Task objective
Can the data below be set down again exactly, line for line?

The data
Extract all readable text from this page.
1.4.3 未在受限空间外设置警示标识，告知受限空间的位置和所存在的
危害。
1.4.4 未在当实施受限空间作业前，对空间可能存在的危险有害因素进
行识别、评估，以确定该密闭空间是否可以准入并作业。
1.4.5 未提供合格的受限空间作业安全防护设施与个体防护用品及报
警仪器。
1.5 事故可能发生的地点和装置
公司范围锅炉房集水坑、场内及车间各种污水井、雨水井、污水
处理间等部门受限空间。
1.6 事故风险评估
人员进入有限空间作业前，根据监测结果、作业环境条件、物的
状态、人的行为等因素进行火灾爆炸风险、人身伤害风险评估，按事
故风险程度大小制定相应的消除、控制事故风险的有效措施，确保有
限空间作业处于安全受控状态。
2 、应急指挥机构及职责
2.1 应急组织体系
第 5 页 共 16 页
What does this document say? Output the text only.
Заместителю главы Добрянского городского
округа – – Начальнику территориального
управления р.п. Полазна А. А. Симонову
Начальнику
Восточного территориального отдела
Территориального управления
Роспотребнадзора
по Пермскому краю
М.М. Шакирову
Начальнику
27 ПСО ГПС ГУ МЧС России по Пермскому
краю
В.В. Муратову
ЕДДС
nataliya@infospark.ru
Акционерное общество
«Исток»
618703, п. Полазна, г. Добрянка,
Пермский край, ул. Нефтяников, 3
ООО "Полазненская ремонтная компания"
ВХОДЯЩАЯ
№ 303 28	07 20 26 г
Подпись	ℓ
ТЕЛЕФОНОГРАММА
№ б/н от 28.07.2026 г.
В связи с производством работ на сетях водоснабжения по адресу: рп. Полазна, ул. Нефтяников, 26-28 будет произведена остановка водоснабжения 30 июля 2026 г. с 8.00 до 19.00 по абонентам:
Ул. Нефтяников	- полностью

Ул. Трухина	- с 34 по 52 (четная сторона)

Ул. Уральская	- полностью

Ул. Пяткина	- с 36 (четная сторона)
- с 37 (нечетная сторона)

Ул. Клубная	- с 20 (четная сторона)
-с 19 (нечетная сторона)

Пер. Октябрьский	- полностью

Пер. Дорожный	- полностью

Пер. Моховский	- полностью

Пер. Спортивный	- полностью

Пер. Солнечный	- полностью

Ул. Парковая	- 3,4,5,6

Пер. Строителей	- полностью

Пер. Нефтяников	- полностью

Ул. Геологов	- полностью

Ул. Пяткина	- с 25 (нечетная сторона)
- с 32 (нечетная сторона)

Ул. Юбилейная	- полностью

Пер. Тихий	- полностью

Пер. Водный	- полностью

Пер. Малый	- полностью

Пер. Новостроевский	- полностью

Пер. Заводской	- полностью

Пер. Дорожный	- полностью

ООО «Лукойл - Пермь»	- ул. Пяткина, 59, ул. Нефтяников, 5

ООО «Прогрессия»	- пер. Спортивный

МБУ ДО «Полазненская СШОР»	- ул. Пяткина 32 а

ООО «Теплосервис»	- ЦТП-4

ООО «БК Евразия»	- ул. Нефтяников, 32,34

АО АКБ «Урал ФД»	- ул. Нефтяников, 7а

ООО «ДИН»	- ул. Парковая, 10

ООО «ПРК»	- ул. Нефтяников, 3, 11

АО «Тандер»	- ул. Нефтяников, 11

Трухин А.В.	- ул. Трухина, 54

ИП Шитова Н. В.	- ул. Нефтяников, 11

Answer to this exercise
Extract all readable text from this page.
1.4.3 未在受限空间外设置警示标识，告知受限空间的位置和所存在的
危害。
1.4.4 未在当实施受限空间作业前，对空间可能存在的危险有害因素进
行识别、评估，以确定该密闭空间是否可以准入并作业。
1.4.5 未提供合格的受限空间作业安全防护设施与个体防护用品及报
警仪器。
1.5 事故可能发生的地点和装置
公司范围锅炉房集水坑、场内及车间各种污水井、雨水井、污水
处理间等部门受限空间。
1.6 事故风险评估
人员进入有限空间作业前，根据监测结果、作业环境条件、物的
状态、人的行为等因素进行火灾爆炸风险、人身伤害风险评估，按事
故风险程度大小制定相应的消除、控制事故风险的有效措施，确保有
限空间作业处于安全受控状态。
2 、应急指挥机构及职责
2.1 应急组织体系
第 5 页 共 16 页
What does this document say? Output the text only.
Заместителю главы Добрянского городского
округа – – Начальнику территориального
управления р.п. Полазна А. А. Симонову
Начальнику
Восточного территориального отдела
Территориального управления
Роспотребнадзора
по Пермскому краю
М.М. Шакирову
Начальнику
27 ПСО ГПС ГУ МЧС России по Пермскому
краю
В.В. Муратову
ЕДДС
nataliya@infospark.ru
Акционерное общество
«Исток»
618703, п. Полазна, г. Добрянка,
Пермский край, ул. Нефтяников, 3
ООО "Полазненская ремонтная компания"
ВХОДЯЩАЯ
№ 303 28	07 20 26 г
Подпись	ℓ
ТЕЛЕФОНОГРАММА
№ б/н от 28.07.2026 г.
В связи с производством работ на сетях водоснабжения по адресу: рп. Полазна, ул. Нефтяников, 26-28 будет произведена остановка водоснабжения 30 июля 2026 г. с 8.00 до 19.00 по абонентам:
Ул. Нефтяников	- полностью

Ул. Трухина	- с 34 по 52 (четная сторона)

Ул. Уральская	- полностью

Ул. Пяткина	- с 36 (четная сторона)
- с 37 (нечетная сторона)

Ул. Клубная	- с 20 (четная сторона)
-с 19 (нечетная сторона)

Пер. Октябрьский	- полностью

Пер. Дорожный	- полностью

Пер. Моховский	- полностью

Пер. Спортивный	- полностью

Пер. Солнечный	- полностью

Ул. Парковая	- 3,4,5,6

Пер. Строителей	- полностью

Пер. Нефтяников	- полностью

Ул. Геологов	- полностью

Ул. Пяткина	- с 25 (нечетная сторона)
- с 32 (нечетная сторона)

Ул. Юбилейная	- полностью

Пер. Тихий	- полностью

Пер. Водный	- полностью

Пер. Малый	- полностью

Пер. Новостроевский	- полностью

Пер. Заводской	- полностью

Пер. Дорожный	- полностью

ООО «Лукойл - Пермь»	- ул. Пяткина, 59, ул. Нефтяников, 5

ООО «Прогрессия»	- пер. Спортивный

МБУ ДО «Полазненская СШОР»	- ул. Пяткина 32 а

ООО «Теплосервис»	- ЦТП-4

ООО «БК Евразия»	- ул. Нефтяников, 32,34

АО АКБ «Урал ФД»	- ул. Нефтяников, 7а

ООО «ДИН»	- ул. Парковая, 10

ООО «ПРК»	- ул. Нефтяников, 3, 11

АО «Тандер»	- ул. Нефтяников, 11

Трухин А.В.	- ул. Трухина, 54

ИП Шитова Н. В.	- ул. Нефтяников, 11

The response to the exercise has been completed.